=== DATASET RECORDS ===
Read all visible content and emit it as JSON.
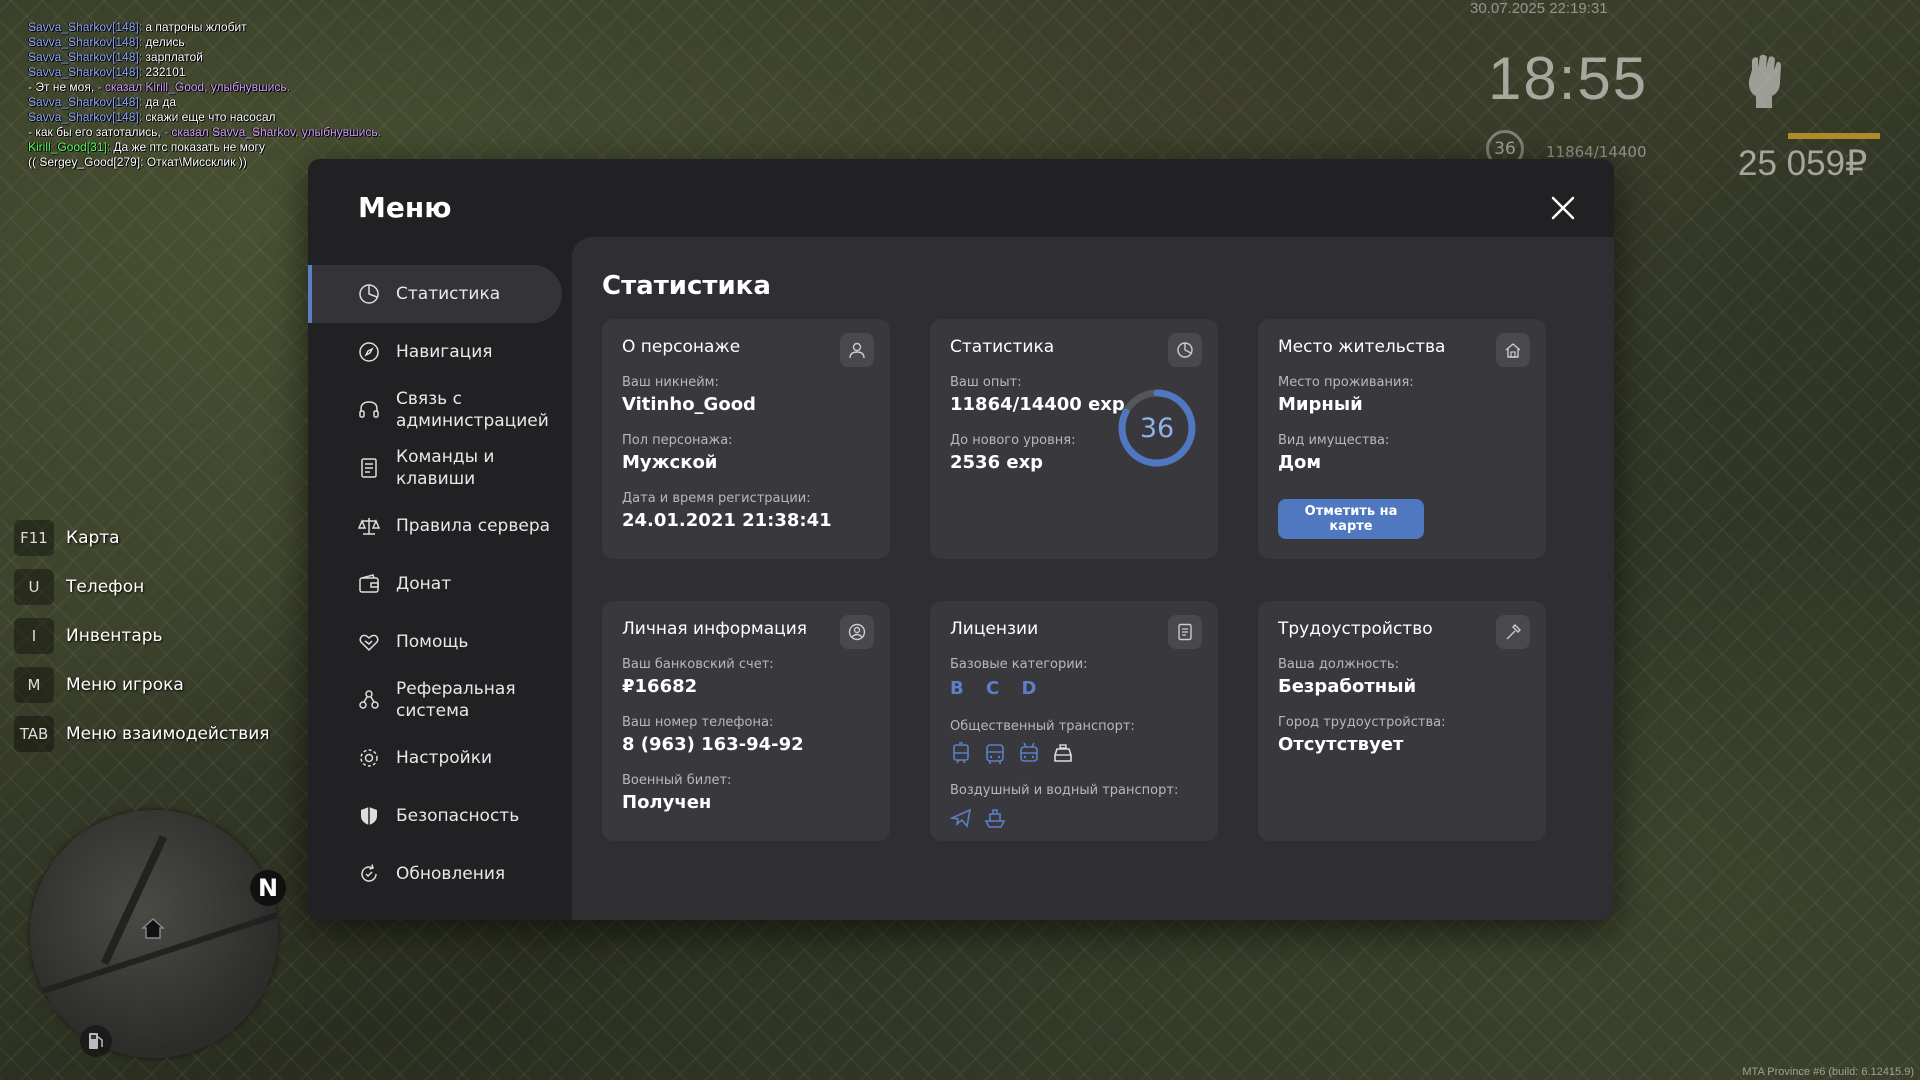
{
  "chat": [
    {
      "nick": "Savva_Sharkov[148]:",
      "text": " а патроны жлобит"
    },
    {
      "nick": "Savva_Sharkov[148]:",
      "text": " делись"
    },
    {
      "nick": "Savva_Sharkov[148]:",
      "text": " зарплатой"
    },
    {
      "nick": "Savva_Sharkov[148]:",
      "text": " 232101"
    },
    {
      "pre": "- Эт не моя, ",
      "act": "- сказал Kirill_Good, улыбнувшись."
    },
    {
      "nick": "Savva_Sharkov[148]:",
      "text": " да да"
    },
    {
      "nick": "Savva_Sharkov[148]:",
      "text": " скажи еще что насосал"
    },
    {
      "pre": "- как бы его затотались, ",
      "act": "- сказал Savva_Sharkov, улыбнувшись."
    },
    {
      "nick2": "Kirill_Good[31]:",
      "text": " Да же птс показать не могу"
    },
    {
      "pre": "(( Sergey_Good[279]: Откат\\Миссклик ))",
      "act": ""
    }
  ],
  "hud": {
    "datetime": "30.07.2025 22:19:31",
    "time": "18:55",
    "level": "36",
    "exp": "11864/14400",
    "money": "25 059₽",
    "compass": "N",
    "build": "MTA Province #6 (build: 6.12415.9)"
  },
  "binds": [
    {
      "key": "F11",
      "label": "Карта"
    },
    {
      "key": "U",
      "label": "Телефон"
    },
    {
      "key": "I",
      "label": "Инвентарь"
    },
    {
      "key": "M",
      "label": "Меню игрока"
    },
    {
      "key": "TAB",
      "label": "Меню взаимодействия"
    }
  ],
  "menu": {
    "title": "Меню",
    "section_title": "Статистика",
    "nav": [
      {
        "label": "Статистика",
        "icon": "pie-chart-icon"
      },
      {
        "label": "Навигация",
        "icon": "compass-icon"
      },
      {
        "label": "Связь с администрацией",
        "icon": "headset-icon"
      },
      {
        "label": "Команды и клавиши",
        "icon": "document-icon"
      },
      {
        "label": "Правила сервера",
        "icon": "scales-icon"
      },
      {
        "label": "Донат",
        "icon": "wallet-icon"
      },
      {
        "label": "Помощь",
        "icon": "handshake-icon"
      },
      {
        "label": "Реферальная система",
        "icon": "referral-icon"
      },
      {
        "label": "Настройки",
        "icon": "gear-icon"
      },
      {
        "label": "Безопасность",
        "icon": "shield-icon"
      },
      {
        "label": "Обновления",
        "icon": "refresh-icon"
      }
    ],
    "cards": {
      "character": {
        "title": "О персонаже",
        "nick_label": "Ваш никнейм:",
        "nick": "Vitinho_Good",
        "gender_label": "Пол персонажа:",
        "gender": "Мужской",
        "reg_label": "Дата и время регистрации:",
        "reg": "24.01.2021 21:38:41"
      },
      "stats": {
        "title": "Статистика",
        "exp_label": "Ваш опыт:",
        "exp": "11864/14400 exp",
        "next_label": "До нового уровня:",
        "next": "2536 exp",
        "level": "36",
        "progress": 0.8239
      },
      "residence": {
        "title": "Место жительства",
        "place_label": "Место проживания:",
        "place": "Мирный",
        "type_label": "Вид имущества:",
        "type": "Дом",
        "button": "Отметить на карте"
      },
      "personal": {
        "title": "Личная информация",
        "bank_label": "Ваш банковский счет:",
        "bank": "₽16682",
        "phone_label": "Ваш номер телефона:",
        "phone": "8 (963) 163-94-92",
        "military_label": "Военный билет:",
        "military": "Получен"
      },
      "licenses": {
        "title": "Лицензии",
        "base_label": "Базовые категории:",
        "base": "B C D",
        "public_label": "Общественный транспорт:",
        "air_label": "Воздушный и водный транспорт:"
      },
      "job": {
        "title": "Трудоустройство",
        "position_label": "Ваша должность:",
        "position": "Безработный",
        "city_label": "Город трудоустройства:",
        "city": "Отсутствует"
      }
    }
  },
  "colors": {
    "accent": "#5078c0",
    "panel": "#212124",
    "content": "#2f2f33",
    "card": "#38383d"
  }
}
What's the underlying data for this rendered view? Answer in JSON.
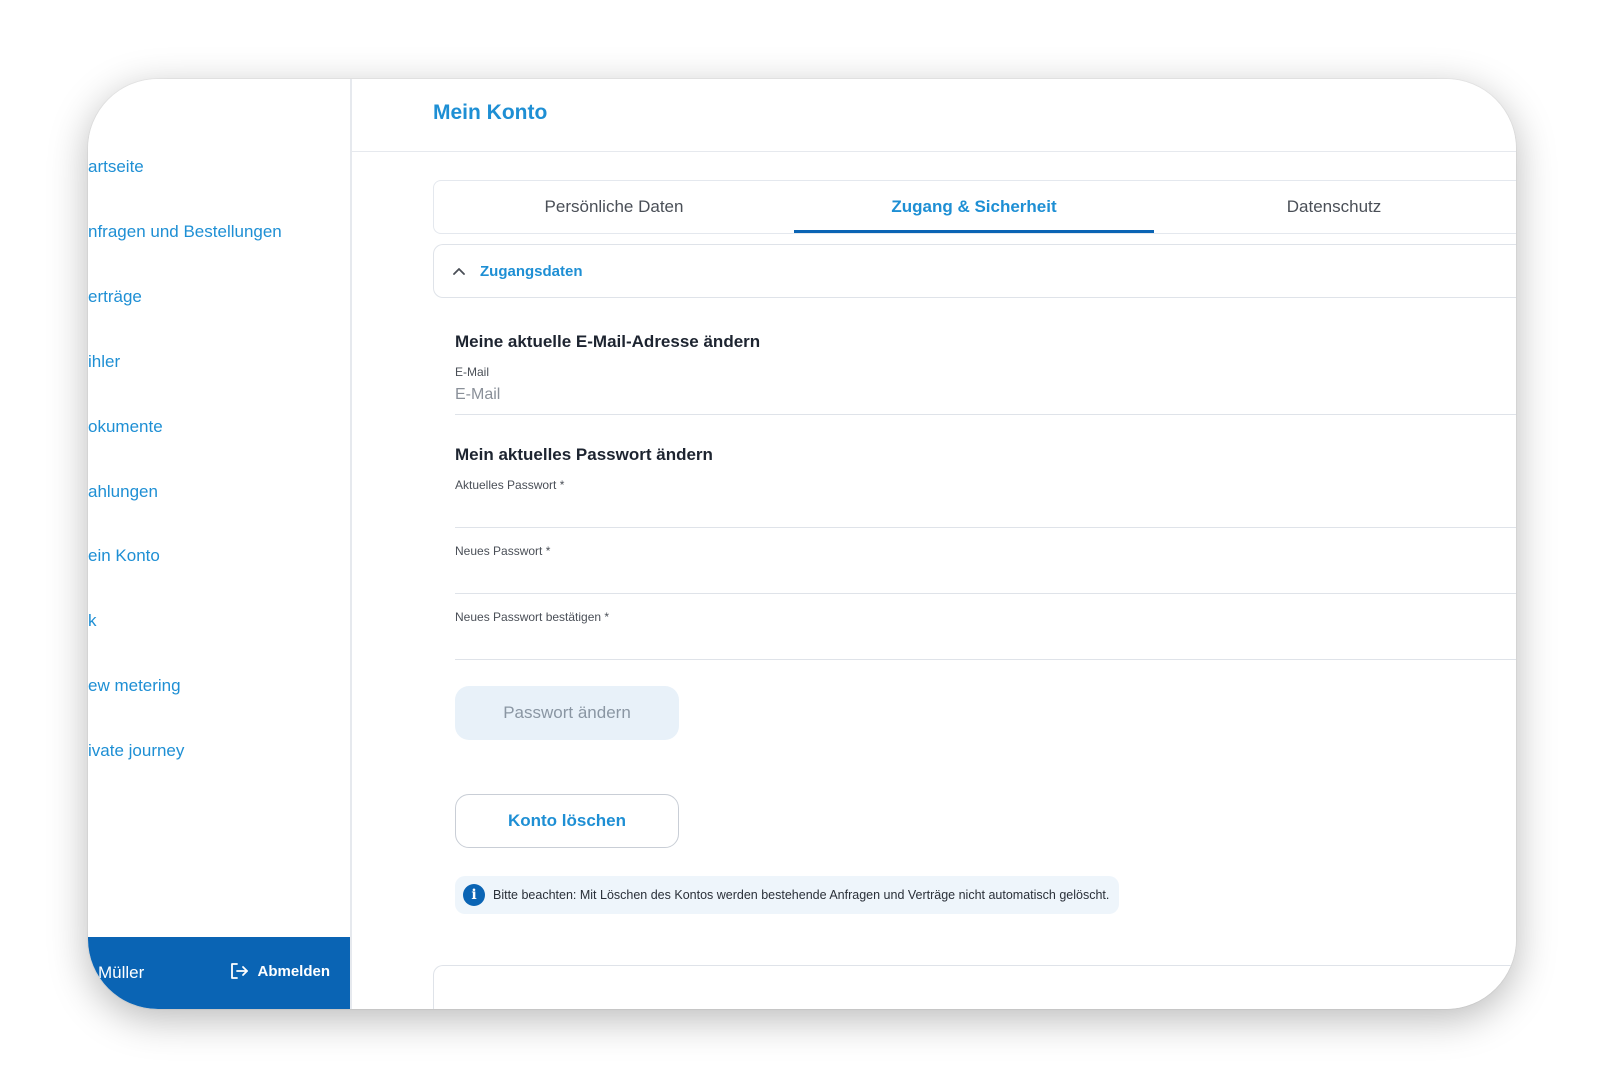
{
  "sidebar": {
    "items": [
      {
        "label": "artseite"
      },
      {
        "label": "nfragen und Bestellungen"
      },
      {
        "label": "erträge"
      },
      {
        "label": "ihler"
      },
      {
        "label": "okumente"
      },
      {
        "label": "ahlungen"
      },
      {
        "label": "ein Konto"
      },
      {
        "label": "k"
      },
      {
        "label": "ew metering"
      },
      {
        "label": "ivate journey"
      }
    ],
    "user_name": "Müller",
    "logout_label": "Abmelden"
  },
  "header": {
    "title": "Mein Konto"
  },
  "tabs": [
    {
      "label": "Persönliche Daten",
      "active": false
    },
    {
      "label": "Zugang & Sicherheit",
      "active": true
    },
    {
      "label": "Datenschutz",
      "active": false
    }
  ],
  "accordion": {
    "title": "Zugangsdaten",
    "icon": "chevron-up-icon"
  },
  "email_section": {
    "heading": "Meine aktuelle E-Mail-Adresse ändern",
    "email_label": "E-Mail",
    "email_placeholder": "E-Mail"
  },
  "password_section": {
    "heading": "Mein aktuelles Passwort ändern",
    "current_label": "Aktuelles Passwort *",
    "new_label": "Neues Passwort *",
    "confirm_label": "Neues Passwort bestätigen *",
    "change_button": "Passwort ändern"
  },
  "delete_button": "Konto löschen",
  "info_note": {
    "icon": "info-icon",
    "text": "Bitte beachten: Mit Löschen des Kontos werden bestehende Anfragen und Verträge nicht automatisch gelöscht."
  },
  "colors": {
    "accent": "#1e8fd4",
    "brand_dark": "#0a64b4"
  }
}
===
- SHORT PROBLEM -
Copy the final stretch of lines, starting at the one that holds "What's the underlying" and ending at the last line of the data, exactly; omit pictures.

- WRITTEN RESPONSE -
What's the underlying data for this rendered view? Answer in JSON.
{
  "sidebar": {
    "items": [
      {
        "label": "artseite"
      },
      {
        "label": "nfragen und Bestellungen"
      },
      {
        "label": "erträge"
      },
      {
        "label": "ihler"
      },
      {
        "label": "okumente"
      },
      {
        "label": "ahlungen"
      },
      {
        "label": "ein Konto"
      },
      {
        "label": "k"
      },
      {
        "label": "ew metering"
      },
      {
        "label": "ivate journey"
      }
    ],
    "user_name": "Müller",
    "logout_label": "Abmelden"
  },
  "header": {
    "title": "Mein Konto"
  },
  "tabs": [
    {
      "label": "Persönliche Daten",
      "active": false
    },
    {
      "label": "Zugang & Sicherheit",
      "active": true
    },
    {
      "label": "Datenschutz",
      "active": false
    }
  ],
  "accordion": {
    "title": "Zugangsdaten",
    "icon": "chevron-up-icon"
  },
  "email_section": {
    "heading": "Meine aktuelle E-Mail-Adresse ändern",
    "email_label": "E-Mail",
    "email_placeholder": "E-Mail"
  },
  "password_section": {
    "heading": "Mein aktuelles Passwort ändern",
    "current_label": "Aktuelles Passwort *",
    "new_label": "Neues Passwort *",
    "confirm_label": "Neues Passwort bestätigen *",
    "change_button": "Passwort ändern"
  },
  "delete_button": "Konto löschen",
  "info_note": {
    "icon": "info-icon",
    "text": "Bitte beachten: Mit Löschen des Kontos werden bestehende Anfragen und Verträge nicht automatisch gelöscht."
  },
  "colors": {
    "accent": "#1e8fd4",
    "brand_dark": "#0a64b4"
  }
}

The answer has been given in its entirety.